Instruction: Render the lines from the beginning of the records through the line containing "- batdongsan-watermark: Batdongsan" as a numbered list, omitting any blank lines.

Records:
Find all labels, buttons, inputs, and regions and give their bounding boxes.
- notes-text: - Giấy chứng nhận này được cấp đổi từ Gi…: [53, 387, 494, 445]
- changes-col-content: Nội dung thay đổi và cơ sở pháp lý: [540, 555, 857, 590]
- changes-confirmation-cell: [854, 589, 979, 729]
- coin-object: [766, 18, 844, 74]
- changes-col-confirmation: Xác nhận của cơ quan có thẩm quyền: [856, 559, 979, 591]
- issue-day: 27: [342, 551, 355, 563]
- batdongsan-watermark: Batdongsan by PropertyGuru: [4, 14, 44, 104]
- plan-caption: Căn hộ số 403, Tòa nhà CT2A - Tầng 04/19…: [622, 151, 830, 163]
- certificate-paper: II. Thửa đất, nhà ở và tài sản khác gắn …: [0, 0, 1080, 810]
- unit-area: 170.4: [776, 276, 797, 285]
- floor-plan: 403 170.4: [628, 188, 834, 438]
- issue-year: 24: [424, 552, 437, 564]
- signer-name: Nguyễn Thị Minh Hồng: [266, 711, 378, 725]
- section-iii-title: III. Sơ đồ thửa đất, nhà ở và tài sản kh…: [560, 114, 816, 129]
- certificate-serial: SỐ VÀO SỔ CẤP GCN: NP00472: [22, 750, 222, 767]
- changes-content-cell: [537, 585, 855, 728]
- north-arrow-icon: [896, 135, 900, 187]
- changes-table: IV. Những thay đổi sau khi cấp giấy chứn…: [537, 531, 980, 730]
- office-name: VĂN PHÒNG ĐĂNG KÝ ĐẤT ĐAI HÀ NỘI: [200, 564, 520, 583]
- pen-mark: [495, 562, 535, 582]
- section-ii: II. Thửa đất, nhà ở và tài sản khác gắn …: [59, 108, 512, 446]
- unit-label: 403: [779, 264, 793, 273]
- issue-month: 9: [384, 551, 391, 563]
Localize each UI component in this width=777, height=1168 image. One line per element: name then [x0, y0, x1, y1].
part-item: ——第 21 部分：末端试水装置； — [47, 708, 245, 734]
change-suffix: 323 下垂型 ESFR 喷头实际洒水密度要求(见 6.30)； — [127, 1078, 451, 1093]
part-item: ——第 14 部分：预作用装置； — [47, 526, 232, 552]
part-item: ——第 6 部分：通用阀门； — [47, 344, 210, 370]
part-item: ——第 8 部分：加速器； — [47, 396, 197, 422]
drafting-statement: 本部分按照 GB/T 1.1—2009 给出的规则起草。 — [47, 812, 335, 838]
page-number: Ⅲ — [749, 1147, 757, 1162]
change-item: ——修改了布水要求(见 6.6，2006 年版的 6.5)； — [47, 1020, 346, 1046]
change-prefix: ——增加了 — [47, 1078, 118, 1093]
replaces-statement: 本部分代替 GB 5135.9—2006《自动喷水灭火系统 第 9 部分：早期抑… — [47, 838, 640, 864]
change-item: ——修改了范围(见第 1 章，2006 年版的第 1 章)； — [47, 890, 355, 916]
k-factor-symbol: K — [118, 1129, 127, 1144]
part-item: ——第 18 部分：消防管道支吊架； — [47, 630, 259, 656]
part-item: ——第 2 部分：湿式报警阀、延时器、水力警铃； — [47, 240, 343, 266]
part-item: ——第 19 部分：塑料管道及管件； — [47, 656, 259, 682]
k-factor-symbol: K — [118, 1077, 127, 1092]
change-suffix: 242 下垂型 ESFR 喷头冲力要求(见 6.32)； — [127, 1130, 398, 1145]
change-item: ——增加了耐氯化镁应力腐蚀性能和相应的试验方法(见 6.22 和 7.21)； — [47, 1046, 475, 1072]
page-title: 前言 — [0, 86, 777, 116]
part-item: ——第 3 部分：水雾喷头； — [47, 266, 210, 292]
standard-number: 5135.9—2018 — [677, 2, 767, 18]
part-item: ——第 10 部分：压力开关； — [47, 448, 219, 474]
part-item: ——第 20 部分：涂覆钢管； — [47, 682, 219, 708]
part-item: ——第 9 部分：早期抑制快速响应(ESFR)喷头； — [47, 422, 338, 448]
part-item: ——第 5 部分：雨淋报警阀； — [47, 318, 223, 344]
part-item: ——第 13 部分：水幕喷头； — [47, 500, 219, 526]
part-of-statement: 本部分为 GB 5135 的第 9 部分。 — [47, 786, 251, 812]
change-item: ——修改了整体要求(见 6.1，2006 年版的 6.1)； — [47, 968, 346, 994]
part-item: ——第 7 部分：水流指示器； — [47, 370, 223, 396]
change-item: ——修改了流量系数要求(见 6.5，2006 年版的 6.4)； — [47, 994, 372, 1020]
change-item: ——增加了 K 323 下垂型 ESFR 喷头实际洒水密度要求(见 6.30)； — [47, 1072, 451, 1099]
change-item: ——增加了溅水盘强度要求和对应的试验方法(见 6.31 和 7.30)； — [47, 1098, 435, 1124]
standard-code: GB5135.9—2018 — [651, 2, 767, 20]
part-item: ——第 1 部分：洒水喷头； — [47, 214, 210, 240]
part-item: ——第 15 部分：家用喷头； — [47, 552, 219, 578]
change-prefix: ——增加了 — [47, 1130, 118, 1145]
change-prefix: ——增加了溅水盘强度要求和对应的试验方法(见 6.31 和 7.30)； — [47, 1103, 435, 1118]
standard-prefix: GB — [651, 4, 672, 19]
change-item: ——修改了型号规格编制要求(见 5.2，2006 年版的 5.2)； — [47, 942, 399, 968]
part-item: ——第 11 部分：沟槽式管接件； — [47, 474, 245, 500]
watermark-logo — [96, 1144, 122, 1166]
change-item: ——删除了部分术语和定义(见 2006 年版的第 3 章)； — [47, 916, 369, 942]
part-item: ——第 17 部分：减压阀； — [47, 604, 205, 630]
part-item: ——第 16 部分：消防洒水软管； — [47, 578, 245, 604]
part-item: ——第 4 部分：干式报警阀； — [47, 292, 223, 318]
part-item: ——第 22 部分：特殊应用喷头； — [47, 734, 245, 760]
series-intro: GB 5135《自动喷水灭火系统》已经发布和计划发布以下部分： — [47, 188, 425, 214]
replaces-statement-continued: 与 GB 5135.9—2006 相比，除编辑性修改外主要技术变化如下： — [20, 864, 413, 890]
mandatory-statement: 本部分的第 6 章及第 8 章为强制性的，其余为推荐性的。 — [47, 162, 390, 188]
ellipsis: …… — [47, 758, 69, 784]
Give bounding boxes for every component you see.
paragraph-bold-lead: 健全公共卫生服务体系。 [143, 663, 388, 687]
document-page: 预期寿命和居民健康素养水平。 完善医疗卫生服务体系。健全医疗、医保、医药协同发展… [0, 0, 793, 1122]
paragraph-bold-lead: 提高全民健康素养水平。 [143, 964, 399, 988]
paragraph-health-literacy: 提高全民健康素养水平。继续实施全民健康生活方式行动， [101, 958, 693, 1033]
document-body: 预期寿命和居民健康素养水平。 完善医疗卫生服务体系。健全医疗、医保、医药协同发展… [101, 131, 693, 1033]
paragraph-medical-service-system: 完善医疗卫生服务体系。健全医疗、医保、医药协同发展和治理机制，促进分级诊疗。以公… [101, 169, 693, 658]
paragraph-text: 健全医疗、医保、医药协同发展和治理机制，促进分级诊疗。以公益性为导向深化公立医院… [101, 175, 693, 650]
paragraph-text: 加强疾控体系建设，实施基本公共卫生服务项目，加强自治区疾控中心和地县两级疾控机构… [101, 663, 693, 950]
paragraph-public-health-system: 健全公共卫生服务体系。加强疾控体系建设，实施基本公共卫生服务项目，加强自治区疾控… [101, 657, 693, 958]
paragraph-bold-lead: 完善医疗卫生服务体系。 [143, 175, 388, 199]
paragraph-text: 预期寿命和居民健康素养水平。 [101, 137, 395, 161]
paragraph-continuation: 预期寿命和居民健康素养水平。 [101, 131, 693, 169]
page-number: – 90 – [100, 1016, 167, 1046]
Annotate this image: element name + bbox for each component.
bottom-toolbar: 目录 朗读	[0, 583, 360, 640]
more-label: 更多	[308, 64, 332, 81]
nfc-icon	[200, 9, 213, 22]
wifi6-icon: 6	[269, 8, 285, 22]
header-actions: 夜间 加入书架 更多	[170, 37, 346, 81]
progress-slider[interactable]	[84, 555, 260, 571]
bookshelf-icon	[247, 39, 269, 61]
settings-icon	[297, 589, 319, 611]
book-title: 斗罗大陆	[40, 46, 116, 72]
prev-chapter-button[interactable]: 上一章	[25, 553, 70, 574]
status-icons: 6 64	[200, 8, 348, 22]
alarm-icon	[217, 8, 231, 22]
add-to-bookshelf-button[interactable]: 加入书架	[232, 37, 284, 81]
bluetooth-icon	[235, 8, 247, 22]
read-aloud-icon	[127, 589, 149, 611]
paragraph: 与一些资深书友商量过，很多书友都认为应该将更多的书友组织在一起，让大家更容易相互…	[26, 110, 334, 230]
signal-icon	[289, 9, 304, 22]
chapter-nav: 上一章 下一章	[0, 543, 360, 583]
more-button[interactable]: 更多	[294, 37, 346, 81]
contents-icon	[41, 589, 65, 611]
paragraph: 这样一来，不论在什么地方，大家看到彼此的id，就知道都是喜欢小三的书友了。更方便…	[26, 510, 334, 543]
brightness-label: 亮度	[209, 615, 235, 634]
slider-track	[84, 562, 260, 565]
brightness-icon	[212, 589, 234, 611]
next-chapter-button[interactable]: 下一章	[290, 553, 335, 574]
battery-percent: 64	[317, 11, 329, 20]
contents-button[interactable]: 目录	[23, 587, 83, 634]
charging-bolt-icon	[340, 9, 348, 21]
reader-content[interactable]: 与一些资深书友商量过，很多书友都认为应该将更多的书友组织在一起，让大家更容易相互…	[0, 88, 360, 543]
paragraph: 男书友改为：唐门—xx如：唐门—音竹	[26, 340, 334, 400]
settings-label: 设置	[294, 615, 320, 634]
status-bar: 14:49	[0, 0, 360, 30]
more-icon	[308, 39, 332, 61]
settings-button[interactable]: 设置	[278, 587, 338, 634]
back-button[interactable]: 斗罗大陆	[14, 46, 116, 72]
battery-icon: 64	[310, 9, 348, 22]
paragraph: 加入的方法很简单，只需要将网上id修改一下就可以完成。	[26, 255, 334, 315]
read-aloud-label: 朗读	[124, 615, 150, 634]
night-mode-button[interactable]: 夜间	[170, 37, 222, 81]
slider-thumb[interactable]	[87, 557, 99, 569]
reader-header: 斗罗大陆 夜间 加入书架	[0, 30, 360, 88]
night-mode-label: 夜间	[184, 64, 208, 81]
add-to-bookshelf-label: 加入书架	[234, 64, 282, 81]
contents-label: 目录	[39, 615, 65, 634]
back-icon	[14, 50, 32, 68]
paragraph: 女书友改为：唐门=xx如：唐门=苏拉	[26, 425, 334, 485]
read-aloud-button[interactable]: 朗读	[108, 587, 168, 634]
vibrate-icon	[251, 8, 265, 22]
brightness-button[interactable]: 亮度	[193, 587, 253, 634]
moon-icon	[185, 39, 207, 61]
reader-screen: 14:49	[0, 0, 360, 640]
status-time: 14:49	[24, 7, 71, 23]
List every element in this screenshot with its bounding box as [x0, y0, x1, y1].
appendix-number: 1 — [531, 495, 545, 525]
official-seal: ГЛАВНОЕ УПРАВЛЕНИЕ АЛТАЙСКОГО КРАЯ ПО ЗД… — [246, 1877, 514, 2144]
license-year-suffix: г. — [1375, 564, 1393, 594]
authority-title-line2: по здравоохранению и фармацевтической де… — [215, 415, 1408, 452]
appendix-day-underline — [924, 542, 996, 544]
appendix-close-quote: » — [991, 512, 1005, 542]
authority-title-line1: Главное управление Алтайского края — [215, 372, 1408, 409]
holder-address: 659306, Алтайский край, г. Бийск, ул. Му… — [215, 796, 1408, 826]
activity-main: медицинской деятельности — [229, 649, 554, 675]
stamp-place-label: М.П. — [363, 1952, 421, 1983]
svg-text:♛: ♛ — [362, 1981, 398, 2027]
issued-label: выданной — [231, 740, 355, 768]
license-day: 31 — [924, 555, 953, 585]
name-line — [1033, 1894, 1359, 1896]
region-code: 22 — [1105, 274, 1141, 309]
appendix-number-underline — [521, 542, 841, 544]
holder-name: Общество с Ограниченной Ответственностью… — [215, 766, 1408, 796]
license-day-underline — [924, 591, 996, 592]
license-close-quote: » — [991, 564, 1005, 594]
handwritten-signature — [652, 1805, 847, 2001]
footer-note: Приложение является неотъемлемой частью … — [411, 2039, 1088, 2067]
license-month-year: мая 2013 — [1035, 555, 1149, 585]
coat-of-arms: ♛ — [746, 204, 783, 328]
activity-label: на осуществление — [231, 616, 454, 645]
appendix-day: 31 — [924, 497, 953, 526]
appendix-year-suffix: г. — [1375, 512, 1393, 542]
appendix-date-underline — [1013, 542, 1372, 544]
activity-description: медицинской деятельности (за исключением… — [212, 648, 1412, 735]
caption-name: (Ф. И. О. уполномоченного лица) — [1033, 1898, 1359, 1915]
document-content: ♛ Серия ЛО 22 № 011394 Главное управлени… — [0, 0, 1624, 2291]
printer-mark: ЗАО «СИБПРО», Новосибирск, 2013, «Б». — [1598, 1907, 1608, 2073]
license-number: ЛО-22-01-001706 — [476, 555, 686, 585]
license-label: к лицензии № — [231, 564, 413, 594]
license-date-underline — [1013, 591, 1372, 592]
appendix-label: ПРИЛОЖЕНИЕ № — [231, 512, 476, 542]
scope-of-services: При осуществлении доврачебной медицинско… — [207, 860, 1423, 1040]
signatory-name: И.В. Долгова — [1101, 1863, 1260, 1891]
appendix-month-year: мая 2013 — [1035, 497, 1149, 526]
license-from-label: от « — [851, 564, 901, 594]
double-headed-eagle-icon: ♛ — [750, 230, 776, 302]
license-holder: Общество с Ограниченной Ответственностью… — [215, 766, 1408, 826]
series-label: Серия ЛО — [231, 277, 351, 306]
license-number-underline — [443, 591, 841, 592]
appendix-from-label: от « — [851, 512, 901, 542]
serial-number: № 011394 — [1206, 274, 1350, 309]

Problem solution:
1. Find all labels, buttons, inputs, and regions and give their bounding boxes.
2. - notes-text: - Giấy chứng nhận này được cấp đổi từ Gi…: [53, 387, 494, 445]
3. - changes-col-content: Nội dung thay đổi và cơ sở pháp lý: [540, 555, 857, 590]
4. - changes-confirmation-cell: [854, 589, 979, 729]
5. - coin-object: [766, 18, 844, 74]
6. - changes-col-confirmation: Xác nhận của cơ quan có thẩm quyền: [856, 559, 979, 591]
7. - issue-day: 27: [342, 551, 355, 563]
8. - batdongsan-watermark: Batdongsan by PropertyGuru: [4, 14, 44, 104]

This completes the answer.